■ **AIM OF THE TASK**:
Quote the full listing word for word.

■ **INFORMATION SHOWN**:
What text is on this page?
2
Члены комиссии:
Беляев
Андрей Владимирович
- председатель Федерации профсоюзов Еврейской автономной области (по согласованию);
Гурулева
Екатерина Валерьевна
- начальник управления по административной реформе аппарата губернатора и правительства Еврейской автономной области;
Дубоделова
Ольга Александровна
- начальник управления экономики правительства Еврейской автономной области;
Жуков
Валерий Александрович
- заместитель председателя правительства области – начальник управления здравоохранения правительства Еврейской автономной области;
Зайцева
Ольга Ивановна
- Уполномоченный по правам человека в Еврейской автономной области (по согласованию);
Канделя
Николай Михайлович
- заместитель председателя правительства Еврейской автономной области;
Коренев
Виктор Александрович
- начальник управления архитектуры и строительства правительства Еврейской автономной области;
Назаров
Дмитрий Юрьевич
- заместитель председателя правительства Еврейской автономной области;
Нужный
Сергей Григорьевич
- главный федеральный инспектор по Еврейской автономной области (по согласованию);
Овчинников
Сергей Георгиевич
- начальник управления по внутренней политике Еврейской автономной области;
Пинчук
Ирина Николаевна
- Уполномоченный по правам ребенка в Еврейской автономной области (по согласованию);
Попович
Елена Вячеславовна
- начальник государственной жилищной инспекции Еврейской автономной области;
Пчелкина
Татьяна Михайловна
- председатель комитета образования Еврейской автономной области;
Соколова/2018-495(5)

■ **THE SOLUTION**:
What text is on this page?
2
Члены комиссии:
Беляев
Андрей Владимирович
- председатель Федерации профсоюзов Еврейской автономной области (по согласованию);
Гурулева
Екатерина Валерьевна
- начальник управления по административной реформе аппарата губернатора и правительства Еврейской автономной области;
Дубоделова
Ольга Александровна
- начальник управления экономики правительства Еврейской автономной области;
Жуков
Валерий Александрович
- заместитель председателя правительства области – начальник управления здравоохранения правительства Еврейской автономной области;
Зайцева
Ольга Ивановна
- Уполномоченный по правам человека в Еврейской автономной области (по согласованию);
Канделя
Николай Михайлович
- заместитель председателя правительства Еврейской автономной области;
Коренев
Виктор Александрович
- начальник управления архитектуры и строительства правительства Еврейской автономной области;
Назаров
Дмитрий Юрьевич
- заместитель председателя правительства Еврейской автономной области;
Нужный
Сергей Григорьевич
- главный федеральный инспектор по Еврейской автономной области (по согласованию);
Овчинников
Сергей Георгиевич
- начальник управления по внутренней политике Еврейской автономной области;
Пинчук
Ирина Николаевна
- Уполномоченный по правам ребенка в Еврейской автономной области (по согласованию);
Попович
Елена Вячеславовна
- начальник государственной жилищной инспекции Еврейской автономной области;
Пчелкина
Татьяна Михайловна
- председатель комитета образования Еврейской автономной области;
Соколова/2018-495(5)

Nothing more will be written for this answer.